** begin Source records **

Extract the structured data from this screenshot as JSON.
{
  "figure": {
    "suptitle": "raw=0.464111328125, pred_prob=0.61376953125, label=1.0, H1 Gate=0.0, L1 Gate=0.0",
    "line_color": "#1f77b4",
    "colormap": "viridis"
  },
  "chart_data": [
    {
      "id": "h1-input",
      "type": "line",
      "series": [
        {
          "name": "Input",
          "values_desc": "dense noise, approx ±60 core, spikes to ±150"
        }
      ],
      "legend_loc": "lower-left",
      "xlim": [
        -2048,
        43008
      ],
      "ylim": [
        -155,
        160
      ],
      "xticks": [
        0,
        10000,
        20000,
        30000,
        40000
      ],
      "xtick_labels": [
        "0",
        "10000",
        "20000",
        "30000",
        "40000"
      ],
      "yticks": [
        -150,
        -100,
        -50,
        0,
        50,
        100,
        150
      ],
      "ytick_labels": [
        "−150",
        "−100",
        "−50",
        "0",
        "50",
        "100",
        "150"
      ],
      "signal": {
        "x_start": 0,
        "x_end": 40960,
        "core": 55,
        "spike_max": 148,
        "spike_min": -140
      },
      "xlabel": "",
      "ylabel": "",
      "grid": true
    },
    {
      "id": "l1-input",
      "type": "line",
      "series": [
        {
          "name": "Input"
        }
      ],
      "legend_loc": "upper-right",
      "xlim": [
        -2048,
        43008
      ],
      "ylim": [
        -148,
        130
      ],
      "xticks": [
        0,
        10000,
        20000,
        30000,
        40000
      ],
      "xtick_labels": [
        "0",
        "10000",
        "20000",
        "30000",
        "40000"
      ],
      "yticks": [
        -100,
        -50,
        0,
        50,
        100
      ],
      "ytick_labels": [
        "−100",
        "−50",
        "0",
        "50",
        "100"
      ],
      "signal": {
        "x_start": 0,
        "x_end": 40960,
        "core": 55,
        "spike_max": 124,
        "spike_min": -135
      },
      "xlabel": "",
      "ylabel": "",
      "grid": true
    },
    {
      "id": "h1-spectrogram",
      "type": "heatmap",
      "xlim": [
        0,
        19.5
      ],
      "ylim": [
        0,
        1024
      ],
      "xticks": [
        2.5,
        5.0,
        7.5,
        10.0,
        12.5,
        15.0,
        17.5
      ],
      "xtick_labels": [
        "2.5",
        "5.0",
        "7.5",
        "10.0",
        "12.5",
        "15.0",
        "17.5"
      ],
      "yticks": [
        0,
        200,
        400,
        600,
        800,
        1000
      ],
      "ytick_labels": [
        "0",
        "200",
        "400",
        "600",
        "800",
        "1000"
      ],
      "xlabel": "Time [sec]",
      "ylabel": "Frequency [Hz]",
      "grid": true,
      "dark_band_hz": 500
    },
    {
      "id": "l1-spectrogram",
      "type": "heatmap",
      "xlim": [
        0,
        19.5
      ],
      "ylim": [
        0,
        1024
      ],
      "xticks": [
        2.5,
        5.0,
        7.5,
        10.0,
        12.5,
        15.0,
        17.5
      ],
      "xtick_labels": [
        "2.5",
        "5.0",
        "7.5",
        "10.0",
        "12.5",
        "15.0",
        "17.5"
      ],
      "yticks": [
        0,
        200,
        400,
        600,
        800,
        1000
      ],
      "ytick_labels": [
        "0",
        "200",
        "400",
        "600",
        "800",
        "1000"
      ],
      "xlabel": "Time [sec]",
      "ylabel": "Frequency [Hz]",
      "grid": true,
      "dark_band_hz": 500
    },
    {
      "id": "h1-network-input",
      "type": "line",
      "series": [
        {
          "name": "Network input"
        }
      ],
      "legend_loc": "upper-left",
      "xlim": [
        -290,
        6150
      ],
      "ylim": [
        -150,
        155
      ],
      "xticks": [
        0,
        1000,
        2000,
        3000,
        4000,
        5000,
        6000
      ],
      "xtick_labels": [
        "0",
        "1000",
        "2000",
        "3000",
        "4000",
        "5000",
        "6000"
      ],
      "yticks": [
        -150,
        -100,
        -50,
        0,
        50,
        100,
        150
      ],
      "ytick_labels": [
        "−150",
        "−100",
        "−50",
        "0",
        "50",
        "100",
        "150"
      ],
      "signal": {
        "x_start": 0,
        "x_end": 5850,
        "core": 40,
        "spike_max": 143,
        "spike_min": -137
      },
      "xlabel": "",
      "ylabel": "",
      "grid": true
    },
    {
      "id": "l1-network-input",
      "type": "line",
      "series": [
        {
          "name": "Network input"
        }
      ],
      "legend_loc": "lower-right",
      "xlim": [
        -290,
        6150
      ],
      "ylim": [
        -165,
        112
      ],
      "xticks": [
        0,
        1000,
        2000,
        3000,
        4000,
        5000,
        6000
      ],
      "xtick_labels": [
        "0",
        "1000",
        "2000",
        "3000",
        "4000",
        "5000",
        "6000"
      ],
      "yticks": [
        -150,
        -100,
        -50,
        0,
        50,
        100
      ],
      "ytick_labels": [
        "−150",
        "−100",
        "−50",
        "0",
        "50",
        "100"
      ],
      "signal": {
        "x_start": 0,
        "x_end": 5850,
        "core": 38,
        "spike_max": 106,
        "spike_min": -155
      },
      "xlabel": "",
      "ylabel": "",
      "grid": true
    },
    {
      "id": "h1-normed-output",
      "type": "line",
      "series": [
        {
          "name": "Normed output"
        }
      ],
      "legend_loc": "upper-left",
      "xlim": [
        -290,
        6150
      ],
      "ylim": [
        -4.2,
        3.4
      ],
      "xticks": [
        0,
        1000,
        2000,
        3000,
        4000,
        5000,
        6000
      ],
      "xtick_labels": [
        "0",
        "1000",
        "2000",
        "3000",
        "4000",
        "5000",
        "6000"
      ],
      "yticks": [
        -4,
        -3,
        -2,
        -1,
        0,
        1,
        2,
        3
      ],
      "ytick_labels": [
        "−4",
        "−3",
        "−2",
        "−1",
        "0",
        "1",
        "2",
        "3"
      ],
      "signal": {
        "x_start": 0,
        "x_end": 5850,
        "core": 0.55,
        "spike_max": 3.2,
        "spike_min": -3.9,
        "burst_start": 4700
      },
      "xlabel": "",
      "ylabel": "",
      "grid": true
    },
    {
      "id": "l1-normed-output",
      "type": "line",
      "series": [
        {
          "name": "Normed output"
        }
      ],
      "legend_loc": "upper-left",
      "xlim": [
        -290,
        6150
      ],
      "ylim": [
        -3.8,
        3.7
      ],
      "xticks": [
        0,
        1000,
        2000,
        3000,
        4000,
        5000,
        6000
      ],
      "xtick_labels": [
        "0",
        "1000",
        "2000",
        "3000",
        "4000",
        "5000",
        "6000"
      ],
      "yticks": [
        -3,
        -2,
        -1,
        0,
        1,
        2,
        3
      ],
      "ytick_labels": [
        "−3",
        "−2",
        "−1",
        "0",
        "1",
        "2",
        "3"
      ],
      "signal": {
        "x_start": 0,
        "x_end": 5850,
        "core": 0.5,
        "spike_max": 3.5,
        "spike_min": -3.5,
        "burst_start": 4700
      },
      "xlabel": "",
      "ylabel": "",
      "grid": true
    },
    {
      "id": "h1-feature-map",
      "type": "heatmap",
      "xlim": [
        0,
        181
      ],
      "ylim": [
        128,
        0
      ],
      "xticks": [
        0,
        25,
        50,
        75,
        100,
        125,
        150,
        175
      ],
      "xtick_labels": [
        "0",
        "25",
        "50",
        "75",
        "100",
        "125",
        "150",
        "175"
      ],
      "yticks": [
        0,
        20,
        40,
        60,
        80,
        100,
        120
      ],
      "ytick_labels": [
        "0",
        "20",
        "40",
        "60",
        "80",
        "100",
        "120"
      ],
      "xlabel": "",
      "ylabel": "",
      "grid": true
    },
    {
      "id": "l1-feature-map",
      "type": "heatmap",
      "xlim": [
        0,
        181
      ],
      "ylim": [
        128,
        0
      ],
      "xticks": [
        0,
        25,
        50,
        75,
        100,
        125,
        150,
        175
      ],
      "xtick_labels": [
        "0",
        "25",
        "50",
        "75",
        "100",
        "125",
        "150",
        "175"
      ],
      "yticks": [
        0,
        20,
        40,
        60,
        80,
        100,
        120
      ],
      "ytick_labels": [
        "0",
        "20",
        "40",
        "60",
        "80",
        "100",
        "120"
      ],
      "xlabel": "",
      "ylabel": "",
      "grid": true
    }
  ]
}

** end Source records **

→ Your task
Copy out each line of the data where the string "output" appears.

→ The solution
      "id": "h1-normed-output",
          "name": "Normed output"
      "id": "l1-normed-output",
          "name": "Normed output"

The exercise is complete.